El fin de la
huida
Estrada Huayta no es un
delincuente común; es uno de los sentenciados a 28 años y 3 meses de prisión
por el cobarde asesinato de los líderes ashéninkas en 2014. Tras años de burlar
a la ley, su nombre —marcado con una recompensa de S/ 50,000 en el
Programa de Recompensas del Mininter— finalmente ha sido tachado de la lista de
los más buscados.
Una
advertencia para los depredadores
Este mensaje es directo para
quienes creen que el bosque es tierra de nadie y que las balas pueden callar el
reclamo por el territorio: La justicia tarda, pero alcanza.
"Que este arresto sirva como
un recordatorio para los taladores ilegales y traficantes de tierras: el Estado
y la vigilancia internacional no quitarán el ojo de Ucayali. No hay rincón de
la selva donde puedan esconderse para siempre de la sangre derramada."
El sacrificio
de los Guardianes del Bosque
No podemos olvidar el rostro de la
lucha. Edwin Chota, Jorge Ríos, Francisco Pinedo y Leoncio Quintisima no solo
defendían árboles; defendían la vida y el futuro de sus comunidades frente a la
ambición desmedida.

Datos proporcionados –

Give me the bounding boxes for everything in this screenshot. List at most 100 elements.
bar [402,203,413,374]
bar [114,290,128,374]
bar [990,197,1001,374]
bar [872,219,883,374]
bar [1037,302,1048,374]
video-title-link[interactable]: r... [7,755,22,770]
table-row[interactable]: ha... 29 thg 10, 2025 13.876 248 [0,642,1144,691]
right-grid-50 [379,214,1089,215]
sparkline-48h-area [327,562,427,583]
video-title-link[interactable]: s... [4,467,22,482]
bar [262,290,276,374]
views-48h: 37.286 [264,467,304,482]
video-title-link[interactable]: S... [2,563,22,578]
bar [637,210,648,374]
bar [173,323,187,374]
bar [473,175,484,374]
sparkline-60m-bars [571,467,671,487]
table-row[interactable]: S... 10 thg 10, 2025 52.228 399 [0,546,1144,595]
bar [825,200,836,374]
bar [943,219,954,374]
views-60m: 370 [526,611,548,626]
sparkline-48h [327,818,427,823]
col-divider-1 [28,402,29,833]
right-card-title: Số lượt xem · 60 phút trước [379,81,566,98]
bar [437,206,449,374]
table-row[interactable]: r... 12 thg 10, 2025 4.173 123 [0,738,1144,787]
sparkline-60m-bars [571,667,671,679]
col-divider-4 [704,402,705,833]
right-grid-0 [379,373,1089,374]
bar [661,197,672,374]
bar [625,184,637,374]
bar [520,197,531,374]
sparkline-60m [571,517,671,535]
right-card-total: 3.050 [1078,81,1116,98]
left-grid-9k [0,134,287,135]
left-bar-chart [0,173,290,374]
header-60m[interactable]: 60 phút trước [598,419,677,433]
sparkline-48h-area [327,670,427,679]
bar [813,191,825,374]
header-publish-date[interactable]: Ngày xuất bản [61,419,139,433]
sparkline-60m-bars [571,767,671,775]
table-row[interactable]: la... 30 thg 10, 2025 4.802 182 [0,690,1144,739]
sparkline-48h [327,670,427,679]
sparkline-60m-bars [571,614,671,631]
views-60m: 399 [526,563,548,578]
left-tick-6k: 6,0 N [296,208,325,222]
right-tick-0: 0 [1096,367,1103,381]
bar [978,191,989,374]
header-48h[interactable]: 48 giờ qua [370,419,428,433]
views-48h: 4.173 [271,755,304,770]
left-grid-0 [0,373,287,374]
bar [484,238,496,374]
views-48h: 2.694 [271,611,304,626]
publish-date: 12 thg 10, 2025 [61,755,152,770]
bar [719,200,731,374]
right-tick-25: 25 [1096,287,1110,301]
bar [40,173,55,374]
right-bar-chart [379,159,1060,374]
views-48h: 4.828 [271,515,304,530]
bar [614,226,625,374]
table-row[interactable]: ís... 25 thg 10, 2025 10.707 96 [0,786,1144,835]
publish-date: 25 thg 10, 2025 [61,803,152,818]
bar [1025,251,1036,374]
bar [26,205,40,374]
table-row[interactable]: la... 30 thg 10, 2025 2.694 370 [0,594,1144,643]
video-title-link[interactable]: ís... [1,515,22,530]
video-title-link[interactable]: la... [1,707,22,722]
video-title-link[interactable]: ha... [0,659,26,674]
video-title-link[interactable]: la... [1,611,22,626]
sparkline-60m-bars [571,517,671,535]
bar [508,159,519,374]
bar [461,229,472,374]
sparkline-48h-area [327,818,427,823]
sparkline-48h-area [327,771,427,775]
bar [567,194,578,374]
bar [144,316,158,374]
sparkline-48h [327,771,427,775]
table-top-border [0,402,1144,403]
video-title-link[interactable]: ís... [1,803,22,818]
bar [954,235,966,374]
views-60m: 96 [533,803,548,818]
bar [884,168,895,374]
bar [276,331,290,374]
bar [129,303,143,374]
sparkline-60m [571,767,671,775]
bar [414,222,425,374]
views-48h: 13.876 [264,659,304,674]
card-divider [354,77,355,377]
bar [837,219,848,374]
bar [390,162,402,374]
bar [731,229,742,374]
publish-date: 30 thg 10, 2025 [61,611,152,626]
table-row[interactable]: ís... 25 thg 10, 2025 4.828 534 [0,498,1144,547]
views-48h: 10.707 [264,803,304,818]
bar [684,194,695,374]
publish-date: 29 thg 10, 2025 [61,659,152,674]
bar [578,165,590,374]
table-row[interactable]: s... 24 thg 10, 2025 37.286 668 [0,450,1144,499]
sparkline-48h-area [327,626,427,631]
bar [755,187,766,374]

Tarea asignada 1 –
Enumera los nombres de las personas que el extracto del documento nombra en la sección «El sacrificio de los Guardianes del Bosque».
Tarea asignada 2 –
Según el extracto del documento, ¿qué recompensa tenía asignada Estrada Huayta en el Programa de Recompensas del Mininter?

Respuesta 1 –
- Edwin Chota
- Jorge Ríos
- Francisco Pinedo
- Leoncio Quintisima

Respuesta 2 –
S/ 50,000.